| Task goal |
Can you restate the records below word for word?

[Source data]
** Begin **

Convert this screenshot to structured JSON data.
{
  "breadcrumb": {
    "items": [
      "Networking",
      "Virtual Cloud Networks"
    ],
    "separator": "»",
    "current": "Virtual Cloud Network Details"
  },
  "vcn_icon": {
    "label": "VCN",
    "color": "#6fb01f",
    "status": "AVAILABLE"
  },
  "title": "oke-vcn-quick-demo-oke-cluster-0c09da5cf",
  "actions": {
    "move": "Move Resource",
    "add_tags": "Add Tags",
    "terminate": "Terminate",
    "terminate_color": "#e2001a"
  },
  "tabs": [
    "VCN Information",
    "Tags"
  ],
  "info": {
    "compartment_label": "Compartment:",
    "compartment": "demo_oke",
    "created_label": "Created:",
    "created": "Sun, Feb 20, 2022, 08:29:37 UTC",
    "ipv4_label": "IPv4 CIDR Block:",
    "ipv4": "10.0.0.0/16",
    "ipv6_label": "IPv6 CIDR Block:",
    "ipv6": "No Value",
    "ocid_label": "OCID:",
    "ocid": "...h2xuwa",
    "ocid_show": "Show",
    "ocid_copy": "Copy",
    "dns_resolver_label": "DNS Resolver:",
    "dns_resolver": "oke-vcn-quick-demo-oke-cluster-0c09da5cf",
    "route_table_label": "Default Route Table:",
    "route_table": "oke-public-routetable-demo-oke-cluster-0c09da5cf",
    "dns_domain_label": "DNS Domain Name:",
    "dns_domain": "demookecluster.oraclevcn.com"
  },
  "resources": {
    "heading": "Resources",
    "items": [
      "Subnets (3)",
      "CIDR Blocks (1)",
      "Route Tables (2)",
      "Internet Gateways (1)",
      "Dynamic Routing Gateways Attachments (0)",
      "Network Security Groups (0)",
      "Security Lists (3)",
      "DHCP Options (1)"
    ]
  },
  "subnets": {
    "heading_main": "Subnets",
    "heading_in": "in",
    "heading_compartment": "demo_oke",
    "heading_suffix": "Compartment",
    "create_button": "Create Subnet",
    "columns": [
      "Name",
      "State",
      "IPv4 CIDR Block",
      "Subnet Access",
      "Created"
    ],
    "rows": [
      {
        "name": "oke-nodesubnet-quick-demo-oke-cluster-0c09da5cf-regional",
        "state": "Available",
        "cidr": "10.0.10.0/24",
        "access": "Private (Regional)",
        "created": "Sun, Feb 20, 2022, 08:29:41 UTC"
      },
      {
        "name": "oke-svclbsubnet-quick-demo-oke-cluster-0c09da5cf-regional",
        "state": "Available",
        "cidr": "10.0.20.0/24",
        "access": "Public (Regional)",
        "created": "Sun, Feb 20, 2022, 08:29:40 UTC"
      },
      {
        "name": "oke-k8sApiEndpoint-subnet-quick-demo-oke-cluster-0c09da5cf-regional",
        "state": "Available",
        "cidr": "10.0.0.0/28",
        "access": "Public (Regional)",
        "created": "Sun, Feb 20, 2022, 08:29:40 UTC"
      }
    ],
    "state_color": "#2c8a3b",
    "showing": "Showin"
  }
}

** End **

| Full response |
Convert this screenshot to structured JSON data.
{
  "breadcrumb": {
    "items": [
      "Networking",
      "Virtual Cloud Networks"
    ],
    "separator": "»",
    "current": "Virtual Cloud Network Details"
  },
  "vcn_icon": {
    "label": "VCN",
    "color": "#6fb01f",
    "status": "AVAILABLE"
  },
  "title": "oke-vcn-quick-demo-oke-cluster-0c09da5cf",
  "actions": {
    "move": "Move Resource",
    "add_tags": "Add Tags",
    "terminate": "Terminate",
    "terminate_color": "#e2001a"
  },
  "tabs": [
    "VCN Information",
    "Tags"
  ],
  "info": {
    "compartment_label": "Compartment:",
    "compartment": "demo_oke",
    "created_label": "Created:",
    "created": "Sun, Feb 20, 2022, 08:29:37 UTC",
    "ipv4_label": "IPv4 CIDR Block:",
    "ipv4": "10.0.0.0/16",
    "ipv6_label": "IPv6 CIDR Block:",
    "ipv6": "No Value",
    "ocid_label": "OCID:",
    "ocid": "...h2xuwa",
    "ocid_show": "Show",
    "ocid_copy": "Copy",
    "dns_resolver_label": "DNS Resolver:",
    "dns_resolver": "oke-vcn-quick-demo-oke-cluster-0c09da5cf",
    "route_table_label": "Default Route Table:",
    "route_table": "oke-public-routetable-demo-oke-cluster-0c09da5cf",
    "dns_domain_label": "DNS Domain Name:",
    "dns_domain": "demookecluster.oraclevcn.com"
  },
  "resources": {
    "heading": "Resources",
    "items": [
      "Subnets (3)",
      "CIDR Blocks (1)",
      "Route Tables (2)",
      "Internet Gateways (1)",
      "Dynamic Routing Gateways Attachments (0)",
      "Network Security Groups (0)",
      "Security Lists (3)",
      "DHCP Options (1)"
    ]
  },
  "subnets": {
    "heading_main": "Subnets",
    "heading_in": "in",
    "heading_compartment": "demo_oke",
    "heading_suffix": "Compartment",
    "create_button": "Create Subnet",
    "columns": [
      "Name",
      "State",
      "IPv4 CIDR Block",
      "Subnet Access",
      "Created"
    ],
    "rows": [
      {
        "name": "oke-nodesubnet-quick-demo-oke-cluster-0c09da5cf-regional",
        "state": "Available",
        "cidr": "10.0.10.0/24",
        "access": "Private (Regional)",
        "created": "Sun, Feb 20, 2022, 08:29:41 UTC"
      },
      {
        "name": "oke-svclbsubnet-quick-demo-oke-cluster-0c09da5cf-regional",
        "state": "Available",
        "cidr": "10.0.20.0/24",
        "access": "Public (Regional)",
        "created": "Sun, Feb 20, 2022, 08:29:40 UTC"
      },
      {
        "name": "oke-k8sApiEndpoint-subnet-quick-demo-oke-cluster-0c09da5cf-regional",
        "state": "Available",
        "cidr": "10.0.0.0/28",
        "access": "Public (Regional)",
        "created": "Sun, Feb 20, 2022, 08:29:40 UTC"
      }
    ],
    "state_color": "#2c8a3b",
    "showing": "Showin"
  }
}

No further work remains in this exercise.